### ANGEZEIGTER TEXT:
Zum Integrationsquatsch

Geschrieben von: am 11. Okt 2010 um 15:10

Eigentlich ist es die Sache derer, die Behauptungen aufstellen, für die entsprechenden Belege zu sorgen. Spätestens seit dem Teilzeit-Genetiker Thilo Sarrazin wissen wir aber, dass das in diesem Land nicht mehr notwendig ist. Sarrazin darf sich ja bekanntlich an dem finanziellen Erfolg seines Buches erfreuen, in dem er auf Statistiken verweist, die, wie er selber zugab, frei erfunden hat.

Und trotzdem tobt eine Integrationsdebatte in diesem Land, die an Absurdität kaum noch zu überbieten ist. Nun bedient also auch der bayerische Ministerpräsident Horst Seehofer die Xenophopie im Sarrazin-Land, flankiert von der bisherigen Expertin für Integrationspolitik, Extremismus und Islam in der Union, Familienministerin Kristina Schröder, die nun endlich ihre seit Jahren und ihrer Meinung nach wissenschaftlich fundierte These von der „Deutschenfeindlichkeit“ auch bundespolitisch vertreten darf. Es müsse einen Stopp der Zuwanderung geben. Gemeint ist natürlich die Türkei. Dazu Seehofer:

„Es ist doch klar, dass sich Zuwanderer aus anderen Kulturkreisen wie aus der Türkei und arabischen Ländern insgesamt schwerer tun. Daraus ziehe ich auf jeden Fall den Schluss, dass wir keine zusätzliche Zuwanderung aus anderen Kulturkreisen brauchen.“

Quelle: Focus

Einen Beleg, dass es überhaupt zusätzliche Zuwanderung gibt, bleibt der bayerische Ministerpräsident und Vorsitzende der NPD, pardon CSU, natürlich schuldig. Dabei kann sich jeder Bürger mit Internetzugang selbst beim statistischen Bundesamt informieren und Herrn Seehofer leicht widerlegen, obwohl er das gar nicht müsste.

Zuwanderung
Quelle: destatis

Offensichtlich wandern inzwischen mehr Menschen aus Sarrazin-Land aus als ein. Vermutlich, weil sie die von Seehofer mal wieder beschworene deutsche Leitkultur im Grundgesetz nicht wiederfinden.

### DATENSATZAUSZUG:
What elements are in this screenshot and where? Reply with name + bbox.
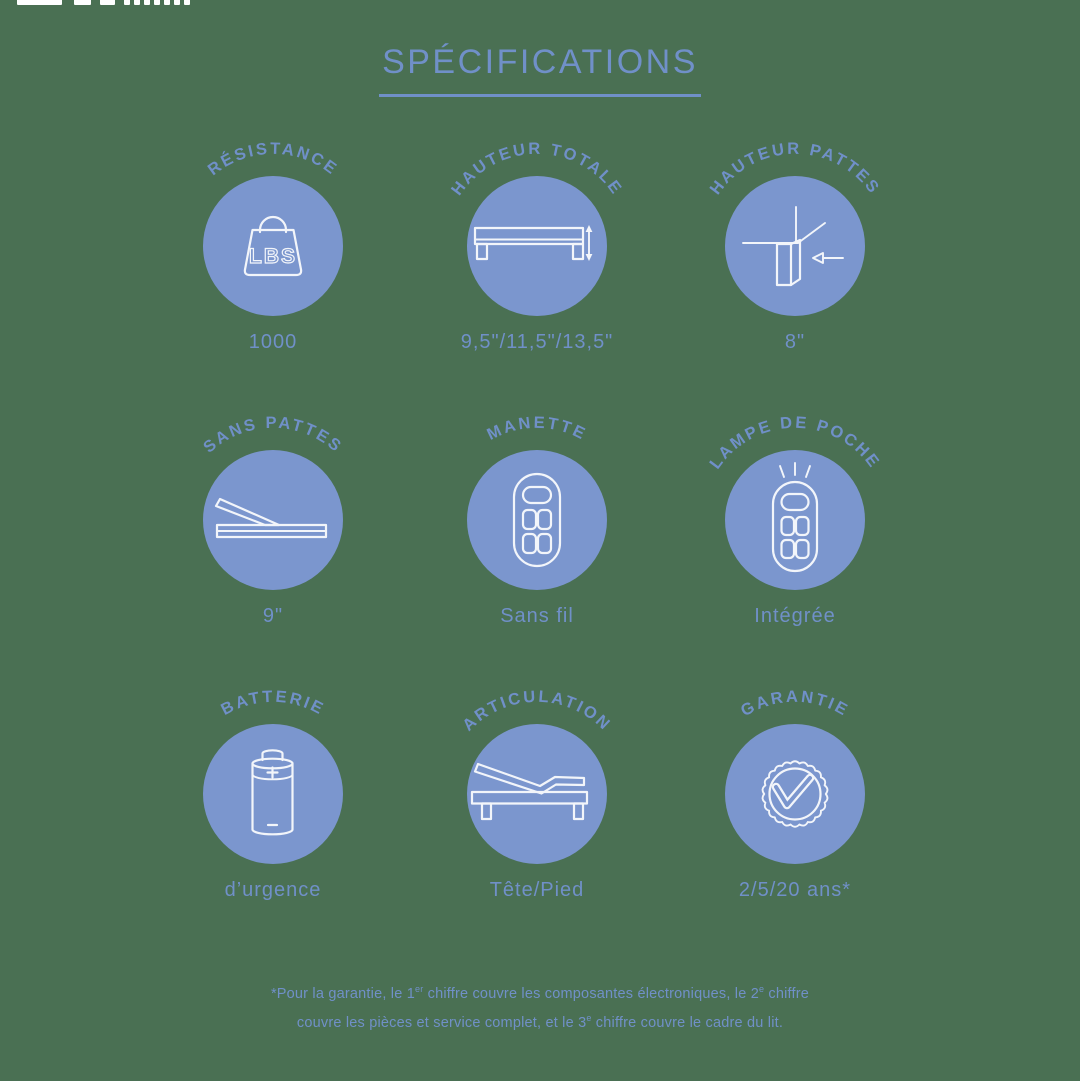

### SCHRIFTLICHE AUFGABE:
Welches Ministeramt hat Kristina Schröder laut dem Text zur Integrationsdebatte inne?

### VOLLSTÄNDIGE ANTWORT:
Sie ist Familienministerin.